Saved entries

>>>>>

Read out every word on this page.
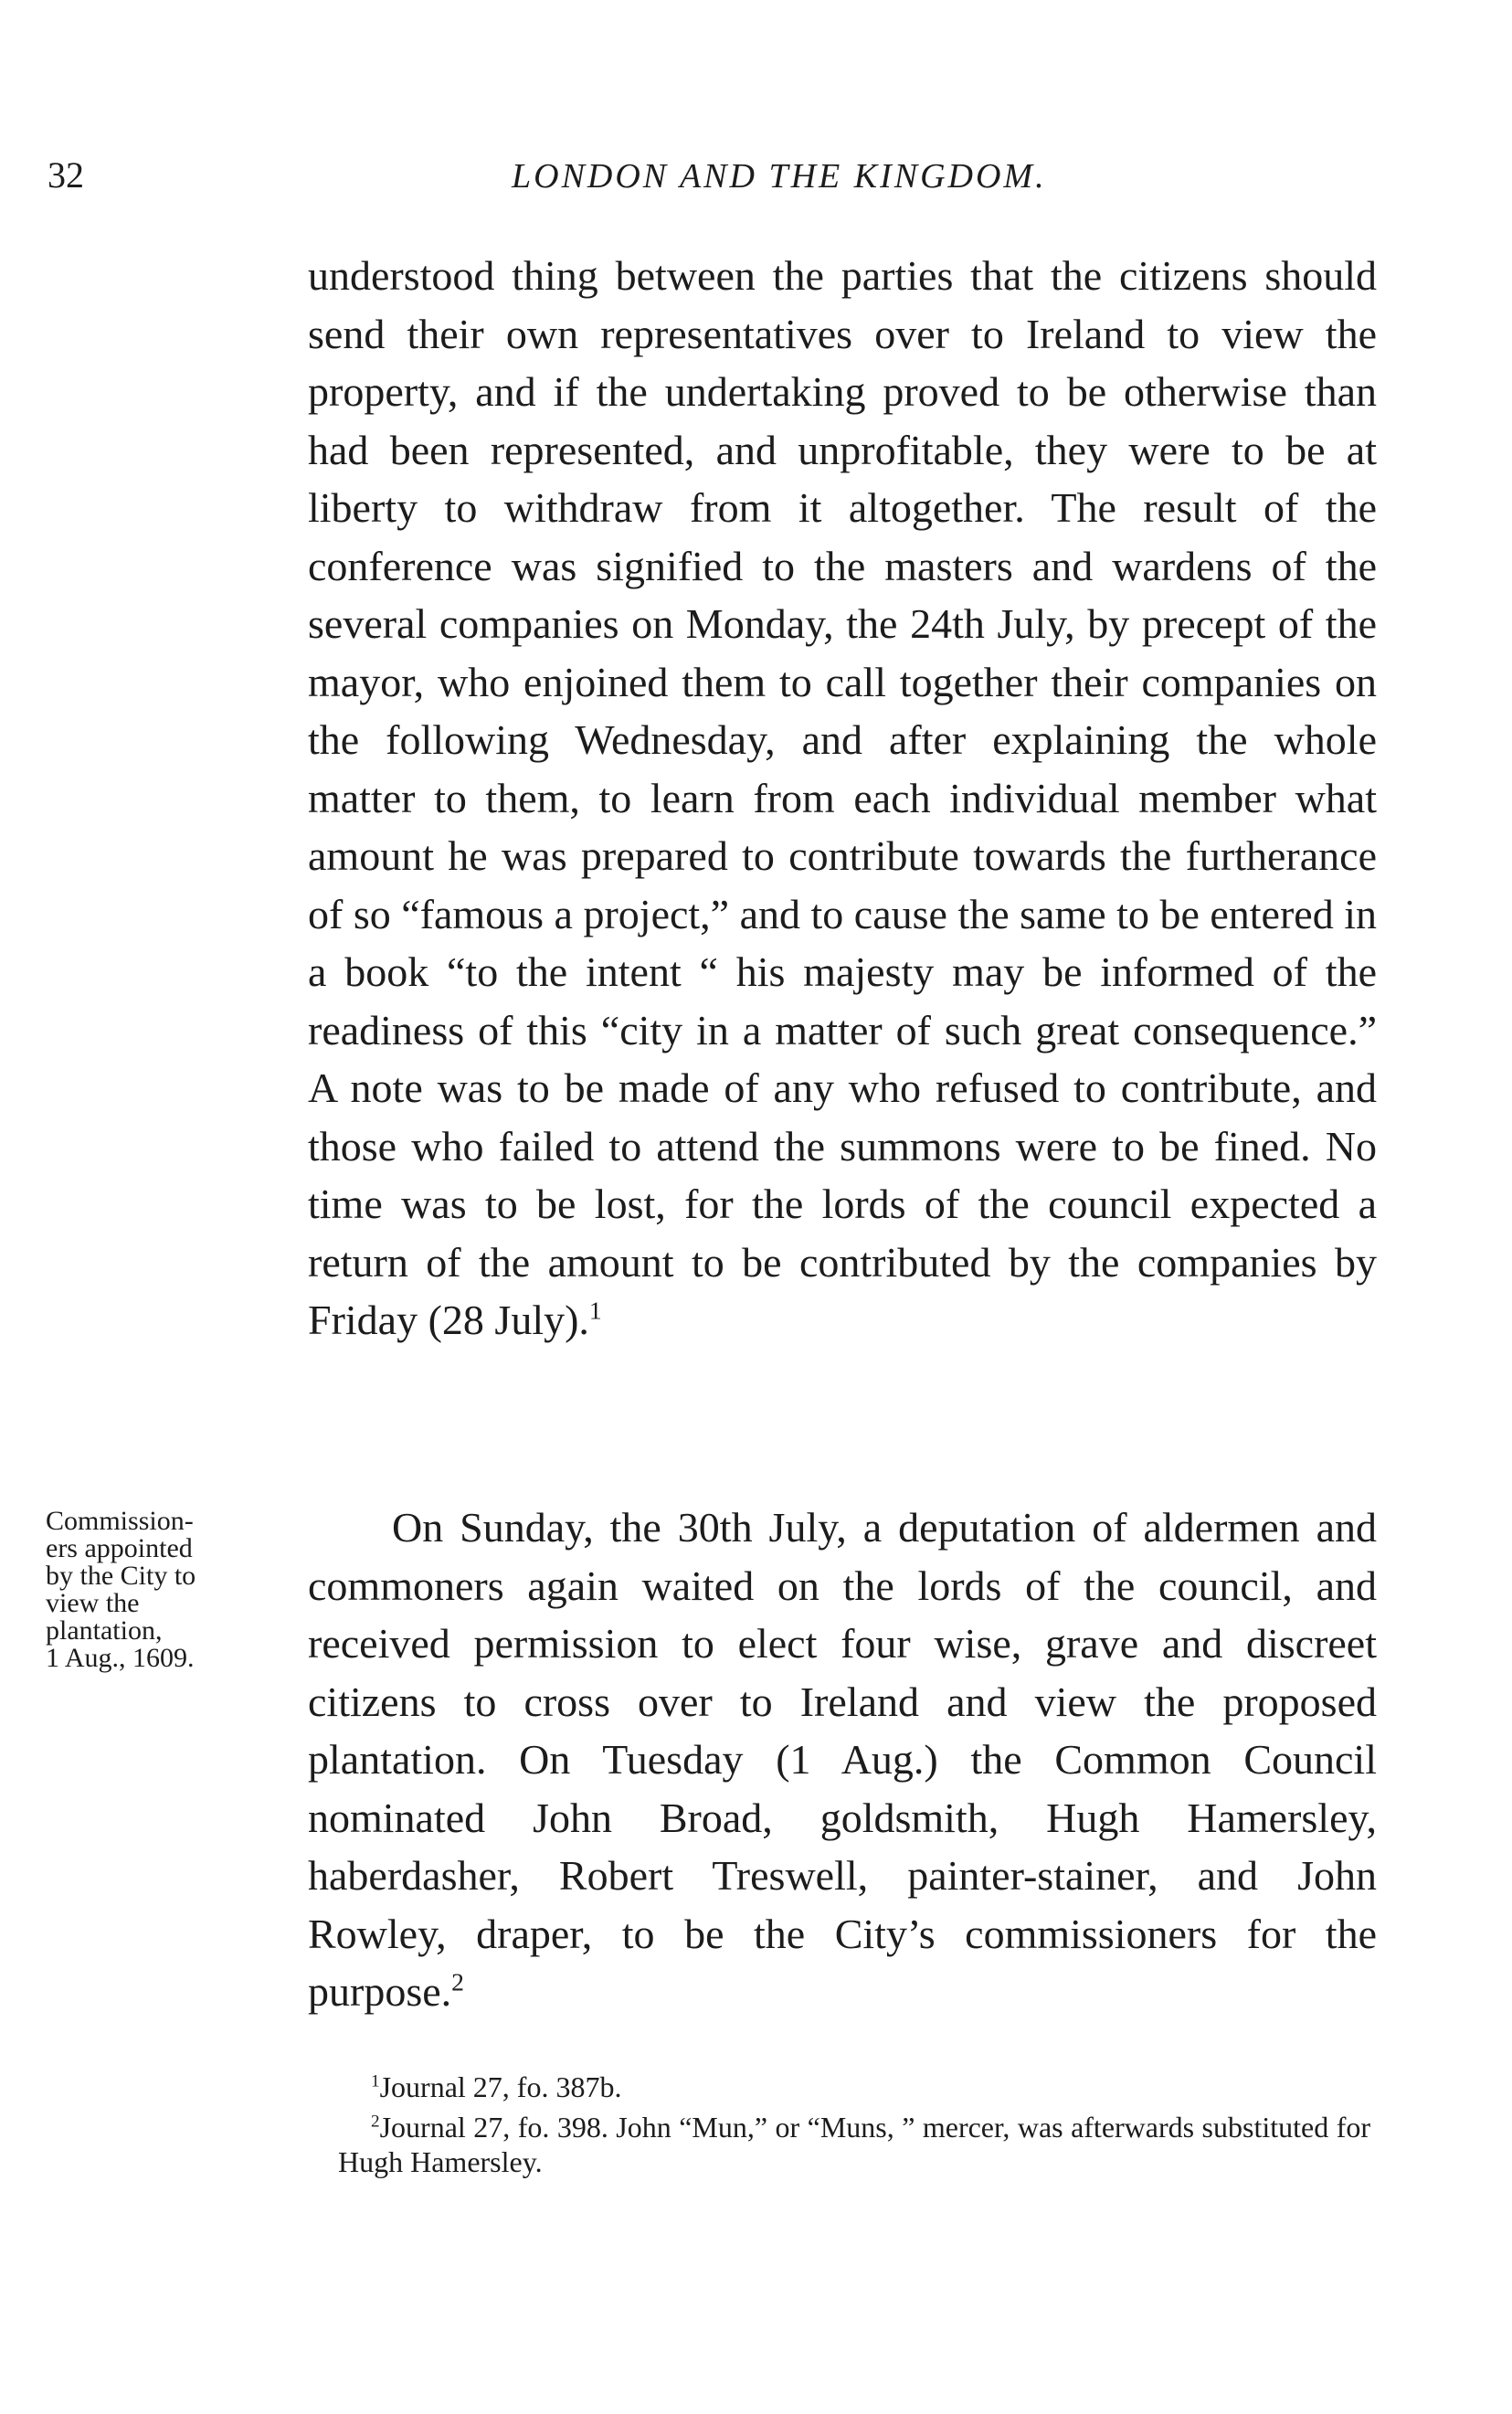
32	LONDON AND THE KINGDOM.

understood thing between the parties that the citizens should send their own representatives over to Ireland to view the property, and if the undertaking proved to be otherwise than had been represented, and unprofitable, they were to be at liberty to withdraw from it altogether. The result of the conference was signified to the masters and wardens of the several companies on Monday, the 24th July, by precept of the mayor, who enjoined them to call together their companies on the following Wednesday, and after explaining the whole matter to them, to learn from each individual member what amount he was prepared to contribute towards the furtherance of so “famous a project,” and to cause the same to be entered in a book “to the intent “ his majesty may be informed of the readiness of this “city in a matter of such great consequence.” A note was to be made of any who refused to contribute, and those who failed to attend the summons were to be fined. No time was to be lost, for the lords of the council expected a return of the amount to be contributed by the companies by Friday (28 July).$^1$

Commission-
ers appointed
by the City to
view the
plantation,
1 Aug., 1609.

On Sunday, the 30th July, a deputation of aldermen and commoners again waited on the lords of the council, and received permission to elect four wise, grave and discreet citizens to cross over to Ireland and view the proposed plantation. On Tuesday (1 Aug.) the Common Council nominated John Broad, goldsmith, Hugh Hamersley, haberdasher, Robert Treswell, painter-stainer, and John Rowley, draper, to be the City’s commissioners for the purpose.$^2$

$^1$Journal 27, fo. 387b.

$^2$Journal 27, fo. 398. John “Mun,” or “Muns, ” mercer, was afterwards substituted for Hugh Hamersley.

<<<<<

Search the records above for "Journal". Copy each line where it is found.

$^1$Journal 27, fo. 387b.
$^2$Journal 27, fo. 398. John “Mun,” or “Muns, ” mercer, was afterwards substituted for Hugh Hamersley.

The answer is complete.